Excerpt provided:
/---

Curmy, you bring up some good points (even if you do it in a rather antagonistic way).

As Curmy pointed out the National Sierra Club has some fairly retrograde policies regarding mountain biking. See http://www.sierraclub.org/policy/conservation/mtnbike.aspx for their unfortunately archaic take. And conservationists have blocked off access to lots of great trails. Hell, you can barely ride singletrack in Marin County thanks to the hiker/equestrian crowd up there. And the most recent proposal would have been an absolute disaster for sure.

But please just consider that just as there are different types of mountain bikers (xc racers, freeriders, downhill racers, trail riders, etc) there are also many different kinds of environmentalists. The environmental movement is much larger than the Sierra Club. Environmental organizations that I worked for in Colorado regularly partnered with outdoor recreation organizations touting the economic benefits of roadless areas (trails are allowed, just not roads) including the benefits that come from mountain biking.

And in addition to the National Clun, the Sierra Club also exists as a large number of independent, democratically governed, local chapters. Some of these are better on mtbikes than national Sierra Club and some are worse.

The point is that the enviromental movement is not monolithic and if we as mountain bikers are actually going to have a chance at preserving access to trails in unspoiled areas we are going to have to figure out a way to work with them.

Perhaps my suggestions at winning them over WERE totally naive, but I know for a fact that vilifying them won't work.

\---

Data entries:
/---

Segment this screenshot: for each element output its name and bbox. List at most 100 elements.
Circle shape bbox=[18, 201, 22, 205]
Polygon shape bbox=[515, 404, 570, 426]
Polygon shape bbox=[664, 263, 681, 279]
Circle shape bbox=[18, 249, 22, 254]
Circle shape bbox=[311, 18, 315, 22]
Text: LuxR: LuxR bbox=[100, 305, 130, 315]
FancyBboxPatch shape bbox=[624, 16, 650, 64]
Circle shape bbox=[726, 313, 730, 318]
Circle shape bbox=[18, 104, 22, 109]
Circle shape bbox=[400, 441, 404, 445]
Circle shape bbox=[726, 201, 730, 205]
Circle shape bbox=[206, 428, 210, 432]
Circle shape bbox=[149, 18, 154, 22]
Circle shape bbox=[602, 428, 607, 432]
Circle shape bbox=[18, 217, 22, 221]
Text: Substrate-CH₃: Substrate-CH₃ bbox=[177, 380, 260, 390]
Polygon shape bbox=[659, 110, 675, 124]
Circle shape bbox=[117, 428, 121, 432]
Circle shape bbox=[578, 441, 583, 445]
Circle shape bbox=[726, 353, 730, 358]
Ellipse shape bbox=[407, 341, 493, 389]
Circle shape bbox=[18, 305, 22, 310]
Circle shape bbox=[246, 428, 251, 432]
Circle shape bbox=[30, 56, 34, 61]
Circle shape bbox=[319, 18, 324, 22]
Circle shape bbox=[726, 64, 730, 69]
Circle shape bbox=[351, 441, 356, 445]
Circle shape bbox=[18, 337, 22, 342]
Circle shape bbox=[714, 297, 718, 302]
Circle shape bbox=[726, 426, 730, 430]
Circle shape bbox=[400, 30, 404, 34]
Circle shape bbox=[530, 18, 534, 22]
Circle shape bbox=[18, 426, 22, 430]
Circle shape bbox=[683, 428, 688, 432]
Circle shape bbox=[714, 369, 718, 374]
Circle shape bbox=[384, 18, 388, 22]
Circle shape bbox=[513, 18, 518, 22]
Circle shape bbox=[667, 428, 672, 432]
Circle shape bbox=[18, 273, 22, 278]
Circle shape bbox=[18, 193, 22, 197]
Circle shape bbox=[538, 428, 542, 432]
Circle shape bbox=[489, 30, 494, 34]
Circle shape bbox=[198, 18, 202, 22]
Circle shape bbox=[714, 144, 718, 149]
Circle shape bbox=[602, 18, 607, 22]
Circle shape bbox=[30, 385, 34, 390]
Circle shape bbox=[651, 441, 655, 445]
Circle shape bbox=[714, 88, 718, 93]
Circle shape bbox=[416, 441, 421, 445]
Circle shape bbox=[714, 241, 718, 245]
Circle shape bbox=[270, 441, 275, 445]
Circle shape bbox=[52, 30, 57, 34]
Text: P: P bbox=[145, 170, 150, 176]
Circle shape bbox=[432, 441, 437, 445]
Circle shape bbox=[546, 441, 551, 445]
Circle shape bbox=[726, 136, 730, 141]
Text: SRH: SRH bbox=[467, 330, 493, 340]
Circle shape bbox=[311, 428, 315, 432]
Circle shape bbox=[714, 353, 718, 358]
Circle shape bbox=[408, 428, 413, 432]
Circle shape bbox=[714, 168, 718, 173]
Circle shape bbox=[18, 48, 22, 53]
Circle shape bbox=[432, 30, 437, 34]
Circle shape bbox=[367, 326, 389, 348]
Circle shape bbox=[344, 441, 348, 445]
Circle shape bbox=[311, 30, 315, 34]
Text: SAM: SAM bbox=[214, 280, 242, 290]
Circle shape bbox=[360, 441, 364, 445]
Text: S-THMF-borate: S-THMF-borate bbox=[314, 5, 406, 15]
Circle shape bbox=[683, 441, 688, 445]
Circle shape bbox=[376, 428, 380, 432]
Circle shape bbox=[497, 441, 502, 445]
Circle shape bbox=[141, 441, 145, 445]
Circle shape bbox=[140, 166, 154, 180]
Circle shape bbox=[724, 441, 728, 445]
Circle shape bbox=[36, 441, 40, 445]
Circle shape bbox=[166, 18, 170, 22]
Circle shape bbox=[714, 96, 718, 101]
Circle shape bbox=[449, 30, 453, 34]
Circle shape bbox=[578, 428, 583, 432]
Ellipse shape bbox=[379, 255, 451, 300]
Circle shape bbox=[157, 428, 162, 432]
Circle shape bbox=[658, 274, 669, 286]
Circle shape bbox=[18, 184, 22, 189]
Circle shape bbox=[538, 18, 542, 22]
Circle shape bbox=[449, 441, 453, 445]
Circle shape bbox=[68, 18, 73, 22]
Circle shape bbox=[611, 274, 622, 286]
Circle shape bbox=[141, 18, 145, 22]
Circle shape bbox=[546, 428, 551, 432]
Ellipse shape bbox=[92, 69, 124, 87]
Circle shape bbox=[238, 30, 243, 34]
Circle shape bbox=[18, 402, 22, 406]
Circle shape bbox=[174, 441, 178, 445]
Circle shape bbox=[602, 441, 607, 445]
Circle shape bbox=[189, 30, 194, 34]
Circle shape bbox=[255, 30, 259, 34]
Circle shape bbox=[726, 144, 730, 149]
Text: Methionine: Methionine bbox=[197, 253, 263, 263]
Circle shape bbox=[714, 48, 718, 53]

\---

Request:
Reproduce the stretch of the forum post on mountain bikers and environmentalists from "But please just" through "from mountain biking.".

Reply to the task:
But please just consider that just as there are different types of mountain bikers (xc racers, freeriders, downhill racers, trail riders, etc) there are also many different kinds of environmentalists. The environmental movement is much larger than the Sierra Club. Environmental organizations that I worked for in Colorado regularly partnered with outdoor recreation organizations touting the economic benefits of roadless areas (trails are allowed, just not roads) including the benefits that come from mountain biking.